→ Brief: Return, exactly, the line that contains "Transcribe this image's" together with all lines after it to the end of the entries, and no further lines.

→ Data lines:
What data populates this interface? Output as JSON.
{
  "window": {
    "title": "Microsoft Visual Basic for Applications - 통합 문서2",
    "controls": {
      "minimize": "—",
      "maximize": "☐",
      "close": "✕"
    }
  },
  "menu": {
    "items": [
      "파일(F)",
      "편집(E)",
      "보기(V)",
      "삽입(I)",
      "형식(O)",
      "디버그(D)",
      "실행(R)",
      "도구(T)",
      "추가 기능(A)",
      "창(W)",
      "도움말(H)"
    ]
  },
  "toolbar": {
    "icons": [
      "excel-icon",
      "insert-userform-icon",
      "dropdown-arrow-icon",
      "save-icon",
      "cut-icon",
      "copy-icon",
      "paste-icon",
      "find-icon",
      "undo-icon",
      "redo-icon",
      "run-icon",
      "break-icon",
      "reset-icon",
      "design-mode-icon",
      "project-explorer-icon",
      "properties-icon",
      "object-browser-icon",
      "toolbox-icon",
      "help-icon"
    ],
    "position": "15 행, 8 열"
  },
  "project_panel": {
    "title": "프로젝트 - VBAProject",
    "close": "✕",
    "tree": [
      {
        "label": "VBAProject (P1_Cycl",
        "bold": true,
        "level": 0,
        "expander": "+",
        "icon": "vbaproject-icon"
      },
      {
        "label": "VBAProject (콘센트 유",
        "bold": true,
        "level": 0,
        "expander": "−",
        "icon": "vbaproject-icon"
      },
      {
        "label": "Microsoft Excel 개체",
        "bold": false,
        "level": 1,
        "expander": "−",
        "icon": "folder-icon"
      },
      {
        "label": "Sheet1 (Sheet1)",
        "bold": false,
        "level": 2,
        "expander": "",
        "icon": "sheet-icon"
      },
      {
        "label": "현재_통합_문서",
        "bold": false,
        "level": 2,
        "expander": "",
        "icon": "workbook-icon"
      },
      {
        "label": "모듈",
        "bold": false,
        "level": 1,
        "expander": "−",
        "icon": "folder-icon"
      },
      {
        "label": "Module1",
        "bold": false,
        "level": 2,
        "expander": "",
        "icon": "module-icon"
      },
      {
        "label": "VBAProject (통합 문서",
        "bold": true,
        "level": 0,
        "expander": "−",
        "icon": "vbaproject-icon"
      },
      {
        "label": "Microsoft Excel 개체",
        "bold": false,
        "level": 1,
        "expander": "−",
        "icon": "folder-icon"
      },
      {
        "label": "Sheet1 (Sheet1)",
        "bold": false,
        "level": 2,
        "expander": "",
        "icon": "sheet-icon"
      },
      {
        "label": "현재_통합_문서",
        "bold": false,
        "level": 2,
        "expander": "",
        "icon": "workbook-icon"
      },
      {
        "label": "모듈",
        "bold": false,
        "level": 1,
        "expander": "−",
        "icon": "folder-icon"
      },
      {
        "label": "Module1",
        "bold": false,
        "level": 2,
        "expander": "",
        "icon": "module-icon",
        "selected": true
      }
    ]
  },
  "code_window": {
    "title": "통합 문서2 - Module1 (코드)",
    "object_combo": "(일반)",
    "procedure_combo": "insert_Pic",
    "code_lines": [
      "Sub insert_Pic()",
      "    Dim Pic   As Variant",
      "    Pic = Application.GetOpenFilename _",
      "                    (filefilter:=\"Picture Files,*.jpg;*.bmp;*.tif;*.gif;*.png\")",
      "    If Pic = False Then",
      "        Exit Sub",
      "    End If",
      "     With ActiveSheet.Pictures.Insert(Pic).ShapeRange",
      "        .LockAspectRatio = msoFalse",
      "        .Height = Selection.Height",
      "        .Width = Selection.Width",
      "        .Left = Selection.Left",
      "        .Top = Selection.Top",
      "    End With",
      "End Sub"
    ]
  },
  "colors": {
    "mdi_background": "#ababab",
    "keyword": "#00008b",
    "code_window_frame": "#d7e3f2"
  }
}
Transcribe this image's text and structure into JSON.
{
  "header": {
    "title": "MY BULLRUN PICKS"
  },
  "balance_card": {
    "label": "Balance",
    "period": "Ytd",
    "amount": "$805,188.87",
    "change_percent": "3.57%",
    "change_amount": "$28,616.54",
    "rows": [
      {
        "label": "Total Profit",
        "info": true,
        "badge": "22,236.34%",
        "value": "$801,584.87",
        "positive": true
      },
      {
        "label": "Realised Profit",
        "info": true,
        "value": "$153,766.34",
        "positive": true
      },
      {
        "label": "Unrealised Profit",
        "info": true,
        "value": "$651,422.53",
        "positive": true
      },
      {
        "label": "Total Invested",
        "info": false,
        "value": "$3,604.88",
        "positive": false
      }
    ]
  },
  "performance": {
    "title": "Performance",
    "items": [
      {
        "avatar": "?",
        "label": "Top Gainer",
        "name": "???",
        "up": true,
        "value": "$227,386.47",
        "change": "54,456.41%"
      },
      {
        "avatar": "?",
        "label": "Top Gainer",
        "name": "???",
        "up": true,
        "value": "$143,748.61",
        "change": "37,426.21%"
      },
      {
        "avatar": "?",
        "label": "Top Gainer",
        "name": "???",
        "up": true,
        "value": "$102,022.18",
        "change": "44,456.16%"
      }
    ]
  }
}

→ Finished answer:
Transcribe this image's text and structure into JSON.
{
  "header": {
    "title": "MY BULLRUN PICKS"
  },
  "balance_card": {
    "label": "Balance",
    "period": "Ytd",
    "amount": "$805,188.87",
    "change_percent": "3.57%",
    "change_amount": "$28,616.54",
    "rows": [
      {
        "label": "Total Profit",
        "info": true,
        "badge": "22,236.34%",
        "value": "$801,584.87",
        "positive": true
      },
      {
        "label": "Realised Profit",
        "info": true,
        "value": "$153,766.34",
        "positive": true
      },
      {
        "label": "Unrealised Profit",
        "info": true,
        "value": "$651,422.53",
        "positive": true
      },
      {
        "label": "Total Invested",
        "info": false,
        "value": "$3,604.88",
        "positive": false
      }
    ]
  },
  "performance": {
    "title": "Performance",
    "items": [
      {
        "avatar": "?",
        "label": "Top Gainer",
        "name": "???",
        "up": true,
        "value": "$227,386.47",
        "change": "54,456.41%"
      },
      {
        "avatar": "?",
        "label": "Top Gainer",
        "name": "???",
        "up": true,
        "value": "$143,748.61",
        "change": "37,426.21%"
      },
      {
        "avatar": "?",
        "label": "Top Gainer",
        "name": "???",
        "up": true,
        "value": "$102,022.18",
        "change": "44,456.16%"
      }
    ]
  }
}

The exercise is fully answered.